DIRECTIONS FOR THIS TASK: Without altering anything, repeat each of the records.

RECORDS:
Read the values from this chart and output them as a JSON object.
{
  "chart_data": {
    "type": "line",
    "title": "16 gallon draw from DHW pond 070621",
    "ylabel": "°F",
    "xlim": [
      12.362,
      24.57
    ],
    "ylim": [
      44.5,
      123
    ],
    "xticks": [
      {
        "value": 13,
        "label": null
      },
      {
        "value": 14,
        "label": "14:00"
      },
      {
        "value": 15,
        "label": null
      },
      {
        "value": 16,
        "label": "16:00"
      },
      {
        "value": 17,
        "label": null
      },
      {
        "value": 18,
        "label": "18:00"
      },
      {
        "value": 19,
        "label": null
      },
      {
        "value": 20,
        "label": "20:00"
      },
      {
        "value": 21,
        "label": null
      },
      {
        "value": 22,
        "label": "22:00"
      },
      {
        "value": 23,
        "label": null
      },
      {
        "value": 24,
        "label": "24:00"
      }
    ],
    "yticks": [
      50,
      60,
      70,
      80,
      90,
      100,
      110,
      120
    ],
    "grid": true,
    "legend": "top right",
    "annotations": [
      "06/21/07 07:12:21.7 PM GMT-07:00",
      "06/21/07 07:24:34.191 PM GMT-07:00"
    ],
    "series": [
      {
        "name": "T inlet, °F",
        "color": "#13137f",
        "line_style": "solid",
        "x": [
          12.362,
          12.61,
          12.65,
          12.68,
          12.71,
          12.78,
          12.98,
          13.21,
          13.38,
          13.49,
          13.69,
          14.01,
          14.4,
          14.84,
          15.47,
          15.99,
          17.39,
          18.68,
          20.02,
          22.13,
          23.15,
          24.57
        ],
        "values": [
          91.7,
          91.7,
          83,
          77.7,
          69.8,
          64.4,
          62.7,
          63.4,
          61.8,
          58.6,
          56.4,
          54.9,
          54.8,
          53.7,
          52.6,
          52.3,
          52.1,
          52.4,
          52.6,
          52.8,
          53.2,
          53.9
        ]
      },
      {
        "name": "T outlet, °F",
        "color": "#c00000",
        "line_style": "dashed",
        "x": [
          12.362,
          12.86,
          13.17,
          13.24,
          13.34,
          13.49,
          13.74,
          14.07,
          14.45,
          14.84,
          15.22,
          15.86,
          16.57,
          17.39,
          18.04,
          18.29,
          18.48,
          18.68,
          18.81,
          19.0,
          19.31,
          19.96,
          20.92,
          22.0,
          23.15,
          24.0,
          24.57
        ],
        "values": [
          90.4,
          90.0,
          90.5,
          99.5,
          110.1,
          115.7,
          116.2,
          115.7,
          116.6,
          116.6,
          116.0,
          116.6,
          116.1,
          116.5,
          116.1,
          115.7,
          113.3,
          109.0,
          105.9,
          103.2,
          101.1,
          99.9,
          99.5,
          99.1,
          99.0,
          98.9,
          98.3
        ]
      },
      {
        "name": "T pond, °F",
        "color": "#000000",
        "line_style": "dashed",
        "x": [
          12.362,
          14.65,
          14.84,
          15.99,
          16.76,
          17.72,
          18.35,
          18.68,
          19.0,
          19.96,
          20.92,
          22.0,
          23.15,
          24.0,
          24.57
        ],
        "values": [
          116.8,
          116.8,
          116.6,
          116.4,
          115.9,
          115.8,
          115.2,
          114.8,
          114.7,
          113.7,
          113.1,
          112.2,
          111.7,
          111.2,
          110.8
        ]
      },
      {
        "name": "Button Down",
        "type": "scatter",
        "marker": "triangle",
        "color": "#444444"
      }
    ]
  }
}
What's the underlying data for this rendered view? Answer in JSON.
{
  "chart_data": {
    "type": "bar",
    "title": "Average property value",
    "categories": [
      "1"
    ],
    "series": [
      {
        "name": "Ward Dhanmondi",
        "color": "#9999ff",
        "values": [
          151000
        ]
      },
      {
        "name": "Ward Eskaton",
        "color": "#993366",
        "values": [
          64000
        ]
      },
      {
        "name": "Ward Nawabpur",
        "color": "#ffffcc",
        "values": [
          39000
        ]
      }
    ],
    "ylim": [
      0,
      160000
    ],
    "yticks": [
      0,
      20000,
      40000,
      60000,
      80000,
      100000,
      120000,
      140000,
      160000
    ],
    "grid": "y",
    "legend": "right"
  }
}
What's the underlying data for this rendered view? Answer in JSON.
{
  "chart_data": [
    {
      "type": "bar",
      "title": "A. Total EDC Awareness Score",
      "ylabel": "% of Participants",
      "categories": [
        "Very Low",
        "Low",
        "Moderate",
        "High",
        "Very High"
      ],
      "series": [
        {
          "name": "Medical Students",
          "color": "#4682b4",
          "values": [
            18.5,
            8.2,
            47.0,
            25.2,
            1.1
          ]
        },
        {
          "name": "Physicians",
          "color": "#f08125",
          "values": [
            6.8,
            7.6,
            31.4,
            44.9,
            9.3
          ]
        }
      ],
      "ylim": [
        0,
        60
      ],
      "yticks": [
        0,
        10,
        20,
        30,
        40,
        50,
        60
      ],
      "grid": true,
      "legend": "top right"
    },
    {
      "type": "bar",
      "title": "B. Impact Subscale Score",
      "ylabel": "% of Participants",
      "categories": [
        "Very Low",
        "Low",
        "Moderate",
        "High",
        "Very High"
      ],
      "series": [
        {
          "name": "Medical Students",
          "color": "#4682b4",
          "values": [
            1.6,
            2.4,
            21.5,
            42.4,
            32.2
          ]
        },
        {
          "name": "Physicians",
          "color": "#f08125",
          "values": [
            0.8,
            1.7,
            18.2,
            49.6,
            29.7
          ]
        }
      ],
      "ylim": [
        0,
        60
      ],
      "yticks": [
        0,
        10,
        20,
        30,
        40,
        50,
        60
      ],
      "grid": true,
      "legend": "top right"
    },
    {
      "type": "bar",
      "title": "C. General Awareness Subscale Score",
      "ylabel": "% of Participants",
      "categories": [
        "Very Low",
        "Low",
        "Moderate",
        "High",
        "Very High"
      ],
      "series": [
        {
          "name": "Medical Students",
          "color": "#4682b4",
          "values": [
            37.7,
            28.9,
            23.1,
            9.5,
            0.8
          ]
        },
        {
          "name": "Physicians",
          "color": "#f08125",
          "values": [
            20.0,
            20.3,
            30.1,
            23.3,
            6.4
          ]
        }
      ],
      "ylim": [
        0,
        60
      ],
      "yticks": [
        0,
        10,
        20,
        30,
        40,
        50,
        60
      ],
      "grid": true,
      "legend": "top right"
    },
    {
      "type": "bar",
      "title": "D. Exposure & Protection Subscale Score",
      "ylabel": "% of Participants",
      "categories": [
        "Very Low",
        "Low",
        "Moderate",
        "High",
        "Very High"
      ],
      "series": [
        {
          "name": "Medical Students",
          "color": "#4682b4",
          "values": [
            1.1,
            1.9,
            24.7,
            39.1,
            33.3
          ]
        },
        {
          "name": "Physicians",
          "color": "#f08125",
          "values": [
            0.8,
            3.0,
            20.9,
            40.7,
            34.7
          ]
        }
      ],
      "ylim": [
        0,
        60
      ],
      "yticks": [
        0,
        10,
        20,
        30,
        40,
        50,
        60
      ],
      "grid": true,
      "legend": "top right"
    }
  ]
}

WORKED ANSWER:
Read the values from this chart and output them as a JSON object.
{
  "chart_data": {
    "type": "line",
    "title": "16 gallon draw from DHW pond 070621",
    "ylabel": "°F",
    "xlim": [
      12.362,
      24.57
    ],
    "ylim": [
      44.5,
      123
    ],
    "xticks": [
      {
        "value": 13,
        "label": null
      },
      {
        "value": 14,
        "label": "14:00"
      },
      {
        "value": 15,
        "label": null
      },
      {
        "value": 16,
        "label": "16:00"
      },
      {
        "value": 17,
        "label": null
      },
      {
        "value": 18,
        "label": "18:00"
      },
      {
        "value": 19,
        "label": null
      },
      {
        "value": 20,
        "label": "20:00"
      },
      {
        "value": 21,
        "label": null
      },
      {
        "value": 22,
        "label": "22:00"
      },
      {
        "value": 23,
        "label": null
      },
      {
        "value": 24,
        "label": "24:00"
      }
    ],
    "yticks": [
      50,
      60,
      70,
      80,
      90,
      100,
      110,
      120
    ],
    "grid": true,
    "legend": "top right",
    "annotations": [
      "06/21/07 07:12:21.7 PM GMT-07:00",
      "06/21/07 07:24:34.191 PM GMT-07:00"
    ],
    "series": [
      {
        "name": "T inlet, °F",
        "color": "#13137f",
        "line_style": "solid",
        "x": [
          12.362,
          12.61,
          12.65,
          12.68,
          12.71,
          12.78,
          12.98,
          13.21,
          13.38,
          13.49,
          13.69,
          14.01,
          14.4,
          14.84,
          15.47,
          15.99,
          17.39,
          18.68,
          20.02,
          22.13,
          23.15,
          24.57
        ],
        "values": [
          91.7,
          91.7,
          83,
          77.7,
          69.8,
          64.4,
          62.7,
          63.4,
          61.8,
          58.6,
          56.4,
          54.9,
          54.8,
          53.7,
          52.6,
          52.3,
          52.1,
          52.4,
          52.6,
          52.8,
          53.2,
          53.9
        ]
      },
      {
        "name": "T outlet, °F",
        "color": "#c00000",
        "line_style": "dashed",
        "x": [
          12.362,
          12.86,
          13.17,
          13.24,
          13.34,
          13.49,
          13.74,
          14.07,
          14.45,
          14.84,
          15.22,
          15.86,
          16.57,
          17.39,
          18.04,
          18.29,
          18.48,
          18.68,
          18.81,
          19.0,
          19.31,
          19.96,
          20.92,
          22.0,
          23.15,
          24.0,
          24.57
        ],
        "values": [
          90.4,
          90.0,
          90.5,
          99.5,
          110.1,
          115.7,
          116.2,
          115.7,
          116.6,
          116.6,
          116.0,
          116.6,
          116.1,
          116.5,
          116.1,
          115.7,
          113.3,
          109.0,
          105.9,
          103.2,
          101.1,
          99.9,
          99.5,
          99.1,
          99.0,
          98.9,
          98.3
        ]
      },
      {
        "name": "T pond, °F",
        "color": "#000000",
        "line_style": "dashed",
        "x": [
          12.362,
          14.65,
          14.84,
          15.99,
          16.76,
          17.72,
          18.35,
          18.68,
          19.0,
          19.96,
          20.92,
          22.0,
          23.15,
          24.0,
          24.57
        ],
        "values": [
          116.8,
          116.8,
          116.6,
          116.4,
          115.9,
          115.8,
          115.2,
          114.8,
          114.7,
          113.7,
          113.1,
          112.2,
          111.7,
          111.2,
          110.8
        ]
      },
      {
        "name": "Button Down",
        "type": "scatter",
        "marker": "triangle",
        "color": "#444444"
      }
    ]
  }
}
What's the underlying data for this rendered view? Answer in JSON.
{
  "chart_data": {
    "type": "bar",
    "title": "Average property value",
    "categories": [
      "1"
    ],
    "series": [
      {
        "name": "Ward Dhanmondi",
        "color": "#9999ff",
        "values": [
          151000
        ]
      },
      {
        "name": "Ward Eskaton",
        "color": "#993366",
        "values": [
          64000
        ]
      },
      {
        "name": "Ward Nawabpur",
        "color": "#ffffcc",
        "values": [
          39000
        ]
      }
    ],
    "ylim": [
      0,
      160000
    ],
    "yticks": [
      0,
      20000,
      40000,
      60000,
      80000,
      100000,
      120000,
      140000,
      160000
    ],
    "grid": "y",
    "legend": "right"
  }
}
What's the underlying data for this rendered view? Answer in JSON.
{
  "chart_data": [
    {
      "type": "bar",
      "title": "A. Total EDC Awareness Score",
      "ylabel": "% of Participants",
      "categories": [
        "Very Low",
        "Low",
        "Moderate",
        "High",
        "Very High"
      ],
      "series": [
        {
          "name": "Medical Students",
          "color": "#4682b4",
          "values": [
            18.5,
            8.2,
            47.0,
            25.2,
            1.1
          ]
        },
        {
          "name": "Physicians",
          "color": "#f08125",
          "values": [
            6.8,
            7.6,
            31.4,
            44.9,
            9.3
          ]
        }
      ],
      "ylim": [
        0,
        60
      ],
      "yticks": [
        0,
        10,
        20,
        30,
        40,
        50,
        60
      ],
      "grid": true,
      "legend": "top right"
    },
    {
      "type": "bar",
      "title": "B. Impact Subscale Score",
      "ylabel": "% of Participants",
      "categories": [
        "Very Low",
        "Low",
        "Moderate",
        "High",
        "Very High"
      ],
      "series": [
        {
          "name": "Medical Students",
          "color": "#4682b4",
          "values": [
            1.6,
            2.4,
            21.5,
            42.4,
            32.2
          ]
        },
        {
          "name": "Physicians",
          "color": "#f08125",
          "values": [
            0.8,
            1.7,
            18.2,
            49.6,
            29.7
          ]
        }
      ],
      "ylim": [
        0,
        60
      ],
      "yticks": [
        0,
        10,
        20,
        30,
        40,
        50,
        60
      ],
      "grid": true,
      "legend": "top right"
    },
    {
      "type": "bar",
      "title": "C. General Awareness Subscale Score",
      "ylabel": "% of Participants",
      "categories": [
        "Very Low",
        "Low",
        "Moderate",
        "High",
        "Very High"
      ],
      "series": [
        {
          "name": "Medical Students",
          "color": "#4682b4",
          "values": [
            37.7,
            28.9,
            23.1,
            9.5,
            0.8
          ]
        },
        {
          "name": "Physicians",
          "color": "#f08125",
          "values": [
            20.0,
            20.3,
            30.1,
            23.3,
            6.4
          ]
        }
      ],
      "ylim": [
        0,
        60
      ],
      "yticks": [
        0,
        10,
        20,
        30,
        40,
        50,
        60
      ],
      "grid": true,
      "legend": "top right"
    },
    {
      "type": "bar",
      "title": "D. Exposure & Protection Subscale Score",
      "ylabel": "% of Participants",
      "categories": [
        "Very Low",
        "Low",
        "Moderate",
        "High",
        "Very High"
      ],
      "series": [
        {
          "name": "Medical Students",
          "color": "#4682b4",
          "values": [
            1.1,
            1.9,
            24.7,
            39.1,
            33.3
          ]
        },
        {
          "name": "Physicians",
          "color": "#f08125",
          "values": [
            0.8,
            3.0,
            20.9,
            40.7,
            34.7
          ]
        }
      ],
      "ylim": [
        0,
        60
      ],
      "yticks": [
        0,
        10,
        20,
        30,
        40,
        50,
        60
      ],
      "grid": true,
      "legend": "top right"
    }
  ]
}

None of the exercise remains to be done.